§ **RECORDS TO USE**
Start

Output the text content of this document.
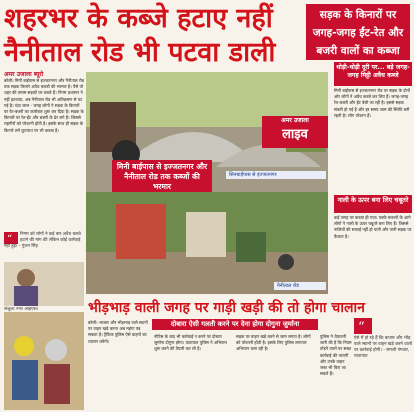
शहरभर के कब्जे हटाए नहीं
नैनीताल रोड भी पटवा डाली
सड़क के किनारों पर जगह-जगह ईंट-रेत और बजरी वालों का कब्जा
अमर उजाला ब्यूरो
बरेली। मिनी बाईपास से इज्जतनगर और नैनीताल रोड तक सड़क किनारे अवैध कब्जों की भरमार है। पैसे तो शहर की तमाम सड़कों पर कब्जे हैं। निगम प्रशासन ने नहीं हटवाया, अब नैनीताल रोड भी अतिक्रमण से पट गई है। चंदा जाल - जगह लोगों ने सड़क के किनारों पर रेत-बजरी का कारोबार शुरू कर दिया है। सड़क के किनारों पर रेत-ईंट और बजरी के ढेर लगे हैं। जिससे राहगीरों को परेशानी होती है। इसके साथ ही सड़क के किनारे लगे फुटपाथ पर भी कब्जा है।
“ निगम को लोगों ने कई बार अवैध कब्जे हटाने की मांग की लेकिन कोई कार्रवाई नहीं हुई। - गुंजन सिंह
संजुला नगर आइएस।
अमर उजाला
लाइव
मिनी बाईपास से इज्जतनगर और नैनीताल रोड तक कब्जों की भरमार
सिनबाईपास से इज्जतनगर
नैनीताल रोड
थोड़ी-थोड़ी दूरी पर... बड़े जगह-जगह मिट्टी अवैध कब्जे
मिनी बाईपास से इज्जतनगर रोड पर सड़क के दोनों ओर लोगों ने अवैध कब्जे कर लिए हैं। जगह-जगह रेत-बजरी और ईंट बेची जा रही है। इससे सड़क संकरी हो गई है और हर समय जाम की स्थिति बनी रहती है। लोग परेशान हैं।
नाली के ऊपर बना लिए चबूतरे
कई जगह पर कब्जा ही गया। पक्के मकानों के आगे लोगों ने नाली के ऊपर चबूतरे बना लिए हैं। जिससे नालियों की सफाई नहीं हो पाती और पानी सड़क पर फैलता है।
भीड़भाड़ वाली जगह पर गाड़ी खड़ी की तो होगा चालान
बरेली। भाजार और भीड़भाड़ वाले स्थानों पर वाहन खड़े करना अब महंगा पड़ सकता है। ट्रैफिक पुलिस ऐसे वाहनों का चालान करेगी।
दोबारा ऐसी गलती करने पर देना होगा दोगुना जुर्माना
नोटिस के बाद भी कार्रवाई न करने पर दोबारा जुर्माना दोगुना होगा। यातायात पुलिस ने अभियान शुरू करने की तैयारी कर ली है।
सड़क पर वाहन खड़े करने से जाम लगता है। लोगों को परेशानी होती है। इसके लिए पुलिस लगातार अभियान चला रही है।
पुलिस ने चेतावनी जारी की है कि नियम तोड़ने वालों पर सख्त कार्रवाई की जाएगी और उनके वाहन जब्त भी किए जा सकते हैं।
“
ऐसे में हो रहे हैं कि बाजार और भीड़ वाले स्थानों पर वाहन खड़े करने वालों पर कार्रवाई होगी। - रामजी गंगवार, यातायात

End

Repeat each entry precisely as it appears. Leave the pictures out.

§ **FULL ANSWER**
Output the text content of this document.
शहरभर के कब्जे हटाए नहीं
नैनीताल रोड भी पटवा डाली
सड़क के किनारों पर जगह-जगह ईंट-रेत और बजरी वालों का कब्जा
अमर उजाला ब्यूरो
बरेली। मिनी बाईपास से इज्जतनगर और नैनीताल रोड तक सड़क किनारे अवैध कब्जों की भरमार है। पैसे तो शहर की तमाम सड़कों पर कब्जे हैं। निगम प्रशासन ने नहीं हटवाया, अब नैनीताल रोड भी अतिक्रमण से पट गई है। चंदा जाल - जगह लोगों ने सड़क के किनारों पर रेत-बजरी का कारोबार शुरू कर दिया है। सड़क के किनारों पर रेत-ईंट और बजरी के ढेर लगे हैं। जिससे राहगीरों को परेशानी होती है। इसके साथ ही सड़क के किनारे लगे फुटपाथ पर भी कब्जा है।
“ निगम को लोगों ने कई बार अवैध कब्जे हटाने की मांग की लेकिन कोई कार्रवाई नहीं हुई। - गुंजन सिंह
संजुला नगर आइएस।
अमर उजाला
लाइव
मिनी बाईपास से इज्जतनगर और नैनीताल रोड तक कब्जों की भरमार
सिनबाईपास से इज्जतनगर
नैनीताल रोड
थोड़ी-थोड़ी दूरी पर... बड़े जगह-जगह मिट्टी अवैध कब्जे
मिनी बाईपास से इज्जतनगर रोड पर सड़क के दोनों ओर लोगों ने अवैध कब्जे कर लिए हैं। जगह-जगह रेत-बजरी और ईंट बेची जा रही है। इससे सड़क संकरी हो गई है और हर समय जाम की स्थिति बनी रहती है। लोग परेशान हैं।
नाली के ऊपर बना लिए चबूतरे
कई जगह पर कब्जा ही गया। पक्के मकानों के आगे लोगों ने नाली के ऊपर चबूतरे बना लिए हैं। जिससे नालियों की सफाई नहीं हो पाती और पानी सड़क पर फैलता है।
भीड़भाड़ वाली जगह पर गाड़ी खड़ी की तो होगा चालान
बरेली। भाजार और भीड़भाड़ वाले स्थानों पर वाहन खड़े करना अब महंगा पड़ सकता है। ट्रैफिक पुलिस ऐसे वाहनों का चालान करेगी।
दोबारा ऐसी गलती करने पर देना होगा दोगुना जुर्माना
नोटिस के बाद भी कार्रवाई न करने पर दोबारा जुर्माना दोगुना होगा। यातायात पुलिस ने अभियान शुरू करने की तैयारी कर ली है।
सड़क पर वाहन खड़े करने से जाम लगता है। लोगों को परेशानी होती है। इसके लिए पुलिस लगातार अभियान चला रही है।
पुलिस ने चेतावनी जारी की है कि नियम तोड़ने वालों पर सख्त कार्रवाई की जाएगी और उनके वाहन जब्त भी किए जा सकते हैं।
“
ऐसे में हो रहे हैं कि बाजार और भीड़ वाले स्थानों पर वाहन खड़े करने वालों पर कार्रवाई होगी। - रामजी गंगवार, यातायात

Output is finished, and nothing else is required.